Short exercise:
Scan the data below and pick out the lines containing the word "ylabel".

───── Records for this exercise

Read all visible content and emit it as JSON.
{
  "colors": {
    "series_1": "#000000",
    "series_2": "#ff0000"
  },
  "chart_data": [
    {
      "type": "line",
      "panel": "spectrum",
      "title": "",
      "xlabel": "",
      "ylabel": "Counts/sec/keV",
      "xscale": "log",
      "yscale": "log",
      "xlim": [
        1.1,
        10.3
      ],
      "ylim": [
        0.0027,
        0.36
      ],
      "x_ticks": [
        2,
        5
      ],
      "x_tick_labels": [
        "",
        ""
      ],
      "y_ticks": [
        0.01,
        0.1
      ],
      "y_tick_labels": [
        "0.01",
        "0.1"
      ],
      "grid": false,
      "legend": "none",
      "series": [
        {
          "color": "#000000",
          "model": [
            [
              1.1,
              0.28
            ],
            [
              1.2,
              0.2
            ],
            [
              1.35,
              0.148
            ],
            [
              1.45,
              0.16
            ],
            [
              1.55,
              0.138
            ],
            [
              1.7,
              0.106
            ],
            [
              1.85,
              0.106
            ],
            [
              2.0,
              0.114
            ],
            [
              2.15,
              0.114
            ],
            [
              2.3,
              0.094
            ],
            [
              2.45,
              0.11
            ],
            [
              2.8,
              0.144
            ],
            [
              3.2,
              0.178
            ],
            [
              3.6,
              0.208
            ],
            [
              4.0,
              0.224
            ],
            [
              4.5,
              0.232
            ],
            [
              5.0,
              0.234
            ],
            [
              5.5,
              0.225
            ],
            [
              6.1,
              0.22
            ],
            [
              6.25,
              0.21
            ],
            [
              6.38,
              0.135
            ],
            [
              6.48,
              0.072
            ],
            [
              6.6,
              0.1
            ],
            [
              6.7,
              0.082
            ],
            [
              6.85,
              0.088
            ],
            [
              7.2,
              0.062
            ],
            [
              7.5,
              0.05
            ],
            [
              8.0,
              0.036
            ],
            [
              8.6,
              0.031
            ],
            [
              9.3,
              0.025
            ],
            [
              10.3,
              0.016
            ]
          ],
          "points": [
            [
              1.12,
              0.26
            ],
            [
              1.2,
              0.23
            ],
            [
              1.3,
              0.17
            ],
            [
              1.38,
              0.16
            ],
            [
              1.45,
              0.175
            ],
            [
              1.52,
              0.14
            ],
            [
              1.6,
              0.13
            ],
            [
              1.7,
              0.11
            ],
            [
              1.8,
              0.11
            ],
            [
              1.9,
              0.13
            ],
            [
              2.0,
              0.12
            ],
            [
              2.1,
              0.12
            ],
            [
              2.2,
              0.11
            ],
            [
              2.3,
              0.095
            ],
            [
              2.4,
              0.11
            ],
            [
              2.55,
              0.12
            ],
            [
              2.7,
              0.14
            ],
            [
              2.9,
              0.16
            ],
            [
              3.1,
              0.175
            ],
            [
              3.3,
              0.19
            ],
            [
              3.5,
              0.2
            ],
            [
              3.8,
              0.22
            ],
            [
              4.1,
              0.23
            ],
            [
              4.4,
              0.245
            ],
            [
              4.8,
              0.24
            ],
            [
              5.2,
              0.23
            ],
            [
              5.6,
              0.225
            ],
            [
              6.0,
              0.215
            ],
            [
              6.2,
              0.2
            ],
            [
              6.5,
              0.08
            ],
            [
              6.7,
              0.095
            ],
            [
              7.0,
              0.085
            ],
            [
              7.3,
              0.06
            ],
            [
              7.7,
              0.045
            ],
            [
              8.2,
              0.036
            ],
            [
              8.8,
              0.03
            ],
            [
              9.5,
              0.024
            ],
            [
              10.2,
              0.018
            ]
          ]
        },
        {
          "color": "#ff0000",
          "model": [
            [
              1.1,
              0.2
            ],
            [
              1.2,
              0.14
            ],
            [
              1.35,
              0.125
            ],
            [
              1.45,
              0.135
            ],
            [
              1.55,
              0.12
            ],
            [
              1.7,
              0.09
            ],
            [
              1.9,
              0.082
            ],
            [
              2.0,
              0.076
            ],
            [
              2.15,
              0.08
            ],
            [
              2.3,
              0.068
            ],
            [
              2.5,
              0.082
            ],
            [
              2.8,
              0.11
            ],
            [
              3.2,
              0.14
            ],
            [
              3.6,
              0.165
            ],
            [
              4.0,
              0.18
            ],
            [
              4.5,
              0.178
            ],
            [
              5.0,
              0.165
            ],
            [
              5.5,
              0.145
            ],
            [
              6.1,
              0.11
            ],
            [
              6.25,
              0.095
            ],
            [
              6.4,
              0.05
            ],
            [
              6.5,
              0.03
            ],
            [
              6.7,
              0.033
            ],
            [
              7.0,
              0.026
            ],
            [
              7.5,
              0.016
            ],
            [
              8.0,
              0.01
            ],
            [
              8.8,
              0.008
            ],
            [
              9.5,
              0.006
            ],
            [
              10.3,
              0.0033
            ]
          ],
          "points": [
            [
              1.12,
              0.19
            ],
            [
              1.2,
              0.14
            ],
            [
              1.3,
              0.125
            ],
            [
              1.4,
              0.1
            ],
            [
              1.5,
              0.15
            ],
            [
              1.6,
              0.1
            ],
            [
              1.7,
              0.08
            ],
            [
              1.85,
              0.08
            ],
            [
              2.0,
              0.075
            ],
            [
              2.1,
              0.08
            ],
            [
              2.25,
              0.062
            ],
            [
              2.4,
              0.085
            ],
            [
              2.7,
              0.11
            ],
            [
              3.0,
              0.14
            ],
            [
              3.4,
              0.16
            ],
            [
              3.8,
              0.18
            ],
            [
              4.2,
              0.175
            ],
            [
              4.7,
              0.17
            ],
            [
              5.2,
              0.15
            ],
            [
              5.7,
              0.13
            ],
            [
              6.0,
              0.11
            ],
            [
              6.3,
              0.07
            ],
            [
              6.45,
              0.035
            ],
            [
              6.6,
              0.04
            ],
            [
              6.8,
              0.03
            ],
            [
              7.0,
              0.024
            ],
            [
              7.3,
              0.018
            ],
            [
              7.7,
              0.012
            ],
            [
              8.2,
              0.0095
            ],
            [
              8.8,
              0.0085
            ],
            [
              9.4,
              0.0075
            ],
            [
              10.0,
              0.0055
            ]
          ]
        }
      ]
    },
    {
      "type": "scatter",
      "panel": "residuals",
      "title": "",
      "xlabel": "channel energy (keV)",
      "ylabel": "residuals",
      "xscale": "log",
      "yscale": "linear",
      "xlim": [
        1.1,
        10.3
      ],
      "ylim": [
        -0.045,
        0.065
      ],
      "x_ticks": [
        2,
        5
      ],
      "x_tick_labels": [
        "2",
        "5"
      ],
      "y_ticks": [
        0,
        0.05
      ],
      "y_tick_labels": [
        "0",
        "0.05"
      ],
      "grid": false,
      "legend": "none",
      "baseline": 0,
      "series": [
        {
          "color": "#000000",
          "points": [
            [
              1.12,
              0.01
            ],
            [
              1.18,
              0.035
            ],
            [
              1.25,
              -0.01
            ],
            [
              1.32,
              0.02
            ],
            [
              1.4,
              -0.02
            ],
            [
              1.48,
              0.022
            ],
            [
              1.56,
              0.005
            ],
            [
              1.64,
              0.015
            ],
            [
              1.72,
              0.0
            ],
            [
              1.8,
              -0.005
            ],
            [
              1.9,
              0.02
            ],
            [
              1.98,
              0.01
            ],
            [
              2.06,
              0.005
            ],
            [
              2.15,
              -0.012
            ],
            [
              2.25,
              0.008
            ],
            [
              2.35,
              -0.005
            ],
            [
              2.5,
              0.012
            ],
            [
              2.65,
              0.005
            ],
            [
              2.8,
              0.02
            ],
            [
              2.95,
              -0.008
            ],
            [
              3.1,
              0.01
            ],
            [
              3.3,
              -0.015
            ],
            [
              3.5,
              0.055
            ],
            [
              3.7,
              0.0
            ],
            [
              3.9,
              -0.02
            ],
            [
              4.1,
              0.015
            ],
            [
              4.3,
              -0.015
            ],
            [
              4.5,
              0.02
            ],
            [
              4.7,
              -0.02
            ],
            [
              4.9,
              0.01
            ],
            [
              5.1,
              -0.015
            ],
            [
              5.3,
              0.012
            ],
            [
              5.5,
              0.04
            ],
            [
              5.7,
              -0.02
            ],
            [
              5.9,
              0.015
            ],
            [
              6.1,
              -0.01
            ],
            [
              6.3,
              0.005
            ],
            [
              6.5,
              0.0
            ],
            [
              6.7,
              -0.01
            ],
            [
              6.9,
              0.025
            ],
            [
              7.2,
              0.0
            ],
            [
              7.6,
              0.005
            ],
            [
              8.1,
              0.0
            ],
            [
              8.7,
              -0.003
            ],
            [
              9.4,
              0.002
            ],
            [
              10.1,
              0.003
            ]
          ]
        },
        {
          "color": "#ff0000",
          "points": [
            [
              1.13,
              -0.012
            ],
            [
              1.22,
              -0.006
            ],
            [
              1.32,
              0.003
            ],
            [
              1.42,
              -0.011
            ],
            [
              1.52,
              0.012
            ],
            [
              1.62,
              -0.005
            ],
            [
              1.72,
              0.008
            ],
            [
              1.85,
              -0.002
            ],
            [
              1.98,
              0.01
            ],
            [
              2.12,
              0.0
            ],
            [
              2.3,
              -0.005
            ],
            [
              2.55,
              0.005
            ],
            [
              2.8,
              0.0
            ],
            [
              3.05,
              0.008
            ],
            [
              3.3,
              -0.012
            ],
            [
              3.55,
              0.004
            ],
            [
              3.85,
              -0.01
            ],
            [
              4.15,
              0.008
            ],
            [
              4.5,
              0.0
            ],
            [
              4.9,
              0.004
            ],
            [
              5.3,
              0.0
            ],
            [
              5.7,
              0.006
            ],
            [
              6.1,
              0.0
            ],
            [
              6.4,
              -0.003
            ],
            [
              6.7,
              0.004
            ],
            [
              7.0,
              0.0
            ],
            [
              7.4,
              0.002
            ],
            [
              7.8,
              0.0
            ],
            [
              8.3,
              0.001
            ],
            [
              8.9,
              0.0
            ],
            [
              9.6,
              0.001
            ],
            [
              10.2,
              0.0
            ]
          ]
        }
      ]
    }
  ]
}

──────────

Solution for this exercise:
      "ylabel": "Counts/sec/keV",
      "ylabel": "residuals",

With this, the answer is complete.